■ Problem
Scan the material for the word "name", and copy each line where it shows up.

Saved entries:
-=-=-
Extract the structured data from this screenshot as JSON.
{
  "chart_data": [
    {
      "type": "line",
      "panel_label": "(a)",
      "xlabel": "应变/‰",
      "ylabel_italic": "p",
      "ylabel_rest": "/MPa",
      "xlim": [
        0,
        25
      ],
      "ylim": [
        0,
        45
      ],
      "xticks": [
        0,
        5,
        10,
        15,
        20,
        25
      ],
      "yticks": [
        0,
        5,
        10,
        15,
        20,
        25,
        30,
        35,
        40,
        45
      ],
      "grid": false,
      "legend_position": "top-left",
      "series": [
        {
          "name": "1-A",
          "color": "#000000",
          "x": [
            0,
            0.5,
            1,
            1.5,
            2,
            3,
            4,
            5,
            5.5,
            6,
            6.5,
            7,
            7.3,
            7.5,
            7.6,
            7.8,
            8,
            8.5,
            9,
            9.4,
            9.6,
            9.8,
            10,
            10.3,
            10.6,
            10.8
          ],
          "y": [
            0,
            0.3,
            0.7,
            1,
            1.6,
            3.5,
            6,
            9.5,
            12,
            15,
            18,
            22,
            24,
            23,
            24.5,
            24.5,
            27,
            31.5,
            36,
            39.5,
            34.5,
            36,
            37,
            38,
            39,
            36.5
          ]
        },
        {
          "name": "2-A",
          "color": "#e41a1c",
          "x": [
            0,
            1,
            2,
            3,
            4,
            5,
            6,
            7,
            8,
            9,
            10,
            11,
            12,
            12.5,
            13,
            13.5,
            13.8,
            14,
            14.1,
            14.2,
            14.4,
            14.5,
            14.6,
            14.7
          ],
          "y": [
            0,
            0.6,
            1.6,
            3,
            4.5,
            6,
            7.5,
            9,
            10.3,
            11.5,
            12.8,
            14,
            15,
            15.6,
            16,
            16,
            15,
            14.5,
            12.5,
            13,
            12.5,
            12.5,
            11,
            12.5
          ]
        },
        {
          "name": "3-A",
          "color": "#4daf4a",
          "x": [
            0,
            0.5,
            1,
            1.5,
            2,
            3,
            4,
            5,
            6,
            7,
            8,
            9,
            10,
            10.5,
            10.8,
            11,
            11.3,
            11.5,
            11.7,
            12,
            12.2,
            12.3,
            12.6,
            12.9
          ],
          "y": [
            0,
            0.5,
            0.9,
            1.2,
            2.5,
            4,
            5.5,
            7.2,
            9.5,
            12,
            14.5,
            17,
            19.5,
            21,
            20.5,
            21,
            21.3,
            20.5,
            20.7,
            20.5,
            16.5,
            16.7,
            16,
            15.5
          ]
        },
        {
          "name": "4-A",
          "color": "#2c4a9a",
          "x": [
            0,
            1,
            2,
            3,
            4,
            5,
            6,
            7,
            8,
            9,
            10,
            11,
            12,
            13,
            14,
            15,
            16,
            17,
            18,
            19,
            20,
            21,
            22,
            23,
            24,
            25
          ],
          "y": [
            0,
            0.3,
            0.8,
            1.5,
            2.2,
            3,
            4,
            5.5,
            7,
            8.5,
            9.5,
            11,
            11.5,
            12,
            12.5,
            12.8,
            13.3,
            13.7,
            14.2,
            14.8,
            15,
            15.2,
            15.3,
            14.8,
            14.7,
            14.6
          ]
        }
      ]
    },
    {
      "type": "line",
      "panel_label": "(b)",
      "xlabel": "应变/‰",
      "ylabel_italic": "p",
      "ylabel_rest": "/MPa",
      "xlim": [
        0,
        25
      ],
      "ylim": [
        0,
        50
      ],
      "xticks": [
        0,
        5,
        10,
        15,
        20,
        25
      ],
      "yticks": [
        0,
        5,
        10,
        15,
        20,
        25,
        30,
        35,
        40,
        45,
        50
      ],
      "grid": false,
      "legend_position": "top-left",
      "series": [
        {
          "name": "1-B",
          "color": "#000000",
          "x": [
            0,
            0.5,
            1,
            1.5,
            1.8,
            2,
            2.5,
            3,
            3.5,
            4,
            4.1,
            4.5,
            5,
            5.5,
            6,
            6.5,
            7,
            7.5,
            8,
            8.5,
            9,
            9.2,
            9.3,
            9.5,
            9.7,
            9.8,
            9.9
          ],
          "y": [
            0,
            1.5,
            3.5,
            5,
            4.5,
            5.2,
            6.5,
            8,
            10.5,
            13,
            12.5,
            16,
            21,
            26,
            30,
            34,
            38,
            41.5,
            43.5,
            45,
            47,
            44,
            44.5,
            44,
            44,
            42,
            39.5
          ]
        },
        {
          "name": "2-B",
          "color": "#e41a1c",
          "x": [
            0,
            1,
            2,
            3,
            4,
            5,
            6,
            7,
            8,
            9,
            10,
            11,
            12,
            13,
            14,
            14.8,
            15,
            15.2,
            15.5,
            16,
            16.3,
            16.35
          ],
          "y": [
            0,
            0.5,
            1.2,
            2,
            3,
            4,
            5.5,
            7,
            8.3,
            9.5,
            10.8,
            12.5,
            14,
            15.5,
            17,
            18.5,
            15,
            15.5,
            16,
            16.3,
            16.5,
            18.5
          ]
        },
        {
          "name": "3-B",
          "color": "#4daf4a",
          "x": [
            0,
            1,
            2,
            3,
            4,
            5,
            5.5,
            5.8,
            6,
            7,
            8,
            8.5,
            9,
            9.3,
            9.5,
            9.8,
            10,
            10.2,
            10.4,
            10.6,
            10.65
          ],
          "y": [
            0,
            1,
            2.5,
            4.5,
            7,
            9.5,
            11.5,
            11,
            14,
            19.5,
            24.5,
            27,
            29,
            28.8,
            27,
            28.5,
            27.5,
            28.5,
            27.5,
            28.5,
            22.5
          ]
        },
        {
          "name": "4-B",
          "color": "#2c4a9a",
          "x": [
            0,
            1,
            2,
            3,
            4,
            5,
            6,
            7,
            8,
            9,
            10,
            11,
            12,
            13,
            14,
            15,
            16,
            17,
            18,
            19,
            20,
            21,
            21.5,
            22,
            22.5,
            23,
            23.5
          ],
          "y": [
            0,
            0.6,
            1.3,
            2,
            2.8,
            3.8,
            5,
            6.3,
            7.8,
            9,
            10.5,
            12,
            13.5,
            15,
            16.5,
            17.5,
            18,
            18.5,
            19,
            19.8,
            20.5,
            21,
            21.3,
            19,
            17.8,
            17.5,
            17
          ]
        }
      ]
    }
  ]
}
-=-=-
■ Response to this task
          "name": "1-A",
          "name": "2-A",
          "name": "3-A",
          "name": "4-A",
          "name": "1-B",
          "name": "2-B",
          "name": "3-B",
          "name": "4-B",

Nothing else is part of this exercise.